[Dataset entries]
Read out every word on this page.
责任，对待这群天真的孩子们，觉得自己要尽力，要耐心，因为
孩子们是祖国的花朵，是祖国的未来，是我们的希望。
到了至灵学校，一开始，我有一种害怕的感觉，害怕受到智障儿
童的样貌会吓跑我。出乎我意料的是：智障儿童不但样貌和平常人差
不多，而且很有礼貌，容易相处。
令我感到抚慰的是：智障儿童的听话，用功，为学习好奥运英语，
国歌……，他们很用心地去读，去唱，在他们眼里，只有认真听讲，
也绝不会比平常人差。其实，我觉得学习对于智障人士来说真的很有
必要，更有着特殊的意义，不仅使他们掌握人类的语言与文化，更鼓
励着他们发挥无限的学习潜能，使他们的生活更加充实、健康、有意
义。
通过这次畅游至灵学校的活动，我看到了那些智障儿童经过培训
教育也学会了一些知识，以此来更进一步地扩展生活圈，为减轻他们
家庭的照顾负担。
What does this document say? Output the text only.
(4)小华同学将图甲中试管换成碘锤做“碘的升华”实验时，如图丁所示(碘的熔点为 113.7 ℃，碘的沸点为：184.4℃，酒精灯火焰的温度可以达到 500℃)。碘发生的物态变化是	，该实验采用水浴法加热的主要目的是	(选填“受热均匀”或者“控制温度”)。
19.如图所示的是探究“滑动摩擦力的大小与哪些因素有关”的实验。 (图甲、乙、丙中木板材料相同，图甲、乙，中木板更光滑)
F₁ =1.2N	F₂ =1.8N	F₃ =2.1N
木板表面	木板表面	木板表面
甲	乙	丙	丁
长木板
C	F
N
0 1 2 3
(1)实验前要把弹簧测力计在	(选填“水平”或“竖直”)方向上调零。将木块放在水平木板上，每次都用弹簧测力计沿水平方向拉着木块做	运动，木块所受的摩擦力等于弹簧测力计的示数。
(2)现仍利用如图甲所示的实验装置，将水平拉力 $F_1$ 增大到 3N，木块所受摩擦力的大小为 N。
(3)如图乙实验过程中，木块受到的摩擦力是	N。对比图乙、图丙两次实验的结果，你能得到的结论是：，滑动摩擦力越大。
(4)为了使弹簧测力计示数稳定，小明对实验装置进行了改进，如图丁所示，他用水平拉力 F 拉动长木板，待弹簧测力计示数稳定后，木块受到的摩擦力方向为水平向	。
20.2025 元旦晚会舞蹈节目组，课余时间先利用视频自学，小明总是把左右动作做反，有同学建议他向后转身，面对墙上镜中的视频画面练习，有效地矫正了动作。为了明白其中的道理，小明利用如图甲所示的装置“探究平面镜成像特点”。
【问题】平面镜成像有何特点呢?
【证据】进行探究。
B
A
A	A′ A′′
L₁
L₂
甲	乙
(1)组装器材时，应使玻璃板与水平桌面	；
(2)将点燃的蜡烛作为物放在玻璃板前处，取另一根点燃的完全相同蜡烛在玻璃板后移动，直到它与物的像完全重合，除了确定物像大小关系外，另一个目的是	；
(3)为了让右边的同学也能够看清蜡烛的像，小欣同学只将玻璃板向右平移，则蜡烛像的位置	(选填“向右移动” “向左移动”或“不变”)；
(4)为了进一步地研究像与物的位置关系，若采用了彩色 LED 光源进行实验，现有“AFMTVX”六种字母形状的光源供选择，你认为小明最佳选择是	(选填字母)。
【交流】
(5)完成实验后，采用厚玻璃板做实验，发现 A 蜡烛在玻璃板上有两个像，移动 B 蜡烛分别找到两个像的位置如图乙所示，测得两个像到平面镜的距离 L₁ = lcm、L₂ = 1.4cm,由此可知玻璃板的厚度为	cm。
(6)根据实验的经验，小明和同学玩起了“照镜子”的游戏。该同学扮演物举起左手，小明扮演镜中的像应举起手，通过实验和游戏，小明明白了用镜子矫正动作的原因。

◆ **Problem statement**
Every line in the data that holds "this" should be copied out.

◆ **Written response**
Read out every word on this page.
What does this document say? Output the text only.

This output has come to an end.